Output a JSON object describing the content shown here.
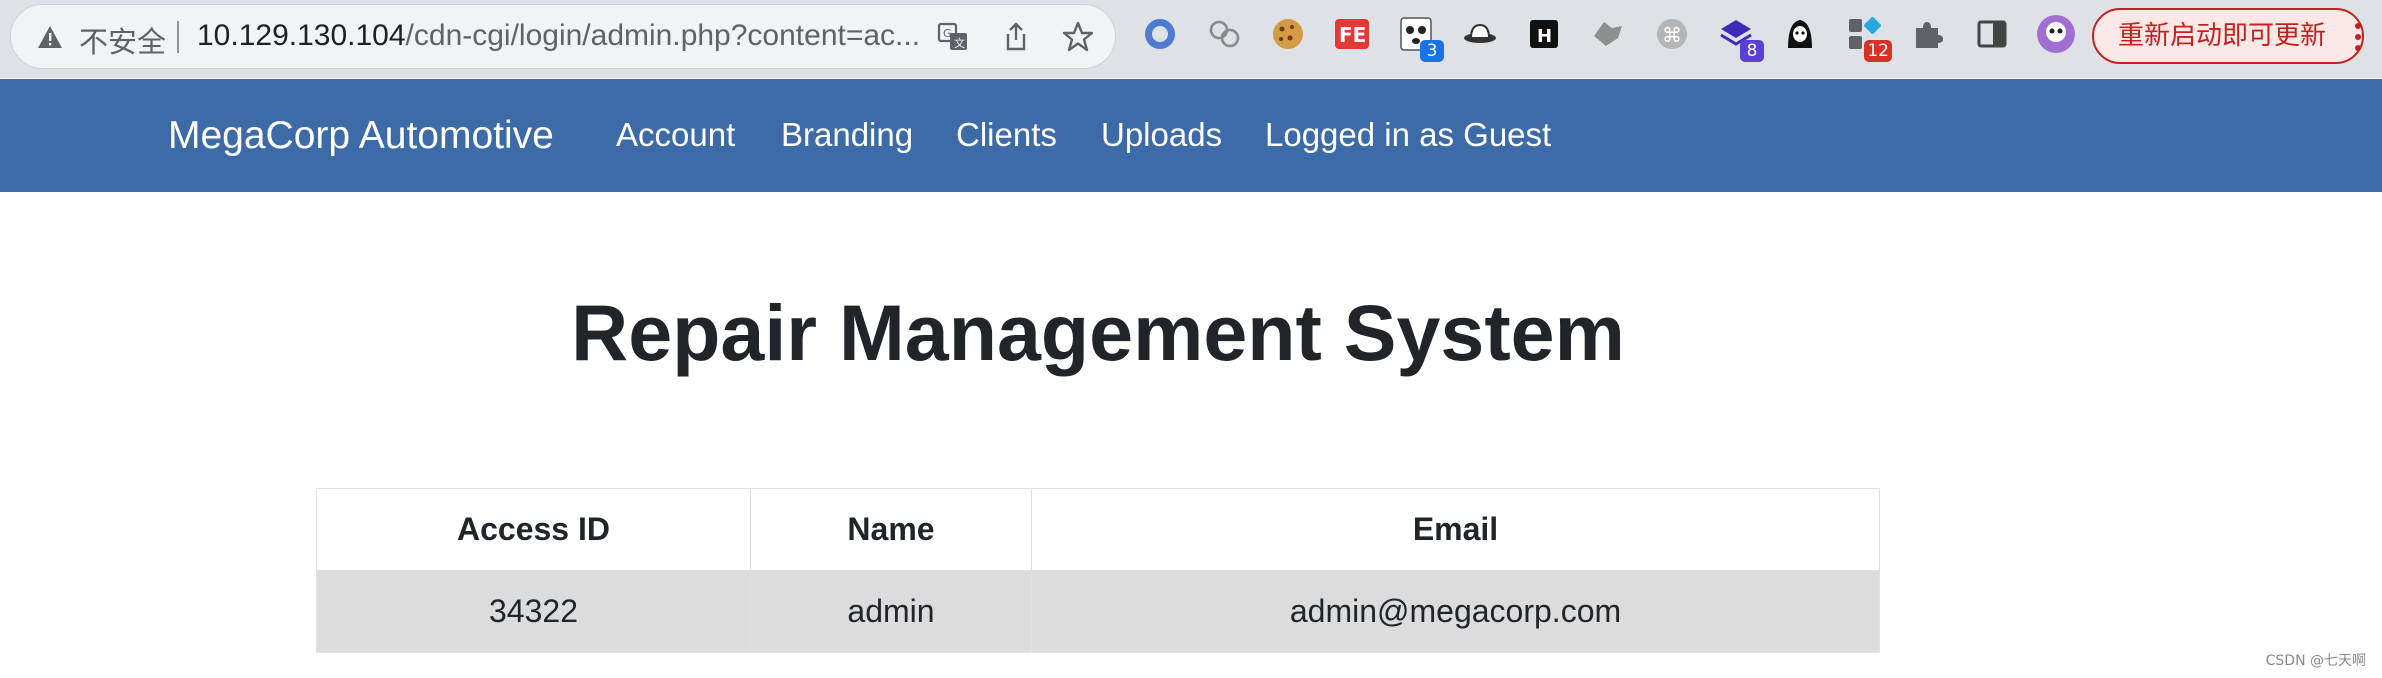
{
  "browser": {
    "security_label": "不安全",
    "url_host": "10.129.130.104",
    "url_path": "/cdn-cgi/login/admin.php?content=ac...",
    "extension_badges": {
      "ext_3": "3",
      "ext_8": "8",
      "ext_12": "12"
    },
    "restart_label": "重新启动即可更新"
  },
  "navbar": {
    "brand": "MegaCorp Automotive",
    "links": [
      "Account",
      "Branding",
      "Clients",
      "Uploads",
      "Logged in as Guest"
    ]
  },
  "main": {
    "title": "Repair Management System",
    "table": {
      "headers": [
        "Access ID",
        "Name",
        "Email"
      ],
      "rows": [
        [
          "34322",
          "admin",
          "admin@megacorp.com"
        ]
      ]
    }
  },
  "watermark": "CSDN @七天啊",
  "colors": {
    "navbar": "#3d6ba8",
    "row_bg": "#dcdcdc",
    "restart_accent": "#c5221f"
  },
  "icons": {
    "omnibox": [
      "warning-icon",
      "translate-icon",
      "share-icon",
      "star-icon"
    ],
    "extensions": [
      "ring-ext-icon",
      "bubbles-ext-icon",
      "cookie-ext-icon",
      "fe-ext-icon",
      "panda-ext-icon",
      "hat-ext-icon",
      "h-ext-icon",
      "fox-ext-icon",
      "command-ext-icon",
      "stack-ext-icon",
      "hacker-ext-icon",
      "apps-ext-icon",
      "puzzle-icon",
      "sidepanel-icon",
      "profile-avatar-icon",
      "kebab-menu-icon"
    ]
  }
}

__Aim__: Set down every record once more, word for word, without pictures.

__Full response__:
Output a JSON object describing the content shown here.
{
  "browser": {
    "security_label": "不安全",
    "url_host": "10.129.130.104",
    "url_path": "/cdn-cgi/login/admin.php?content=ac...",
    "extension_badges": {
      "ext_3": "3",
      "ext_8": "8",
      "ext_12": "12"
    },
    "restart_label": "重新启动即可更新"
  },
  "navbar": {
    "brand": "MegaCorp Automotive",
    "links": [
      "Account",
      "Branding",
      "Clients",
      "Uploads",
      "Logged in as Guest"
    ]
  },
  "main": {
    "title": "Repair Management System",
    "table": {
      "headers": [
        "Access ID",
        "Name",
        "Email"
      ],
      "rows": [
        [
          "34322",
          "admin",
          "admin@megacorp.com"
        ]
      ]
    }
  },
  "watermark": "CSDN @七天啊",
  "colors": {
    "navbar": "#3d6ba8",
    "row_bg": "#dcdcdc",
    "restart_accent": "#c5221f"
  },
  "icons": {
    "omnibox": [
      "warning-icon",
      "translate-icon",
      "share-icon",
      "star-icon"
    ],
    "extensions": [
      "ring-ext-icon",
      "bubbles-ext-icon",
      "cookie-ext-icon",
      "fe-ext-icon",
      "panda-ext-icon",
      "hat-ext-icon",
      "h-ext-icon",
      "fox-ext-icon",
      "command-ext-icon",
      "stack-ext-icon",
      "hacker-ext-icon",
      "apps-ext-icon",
      "puzzle-icon",
      "sidepanel-icon",
      "profile-avatar-icon",
      "kebab-menu-icon"
    ]
  }
}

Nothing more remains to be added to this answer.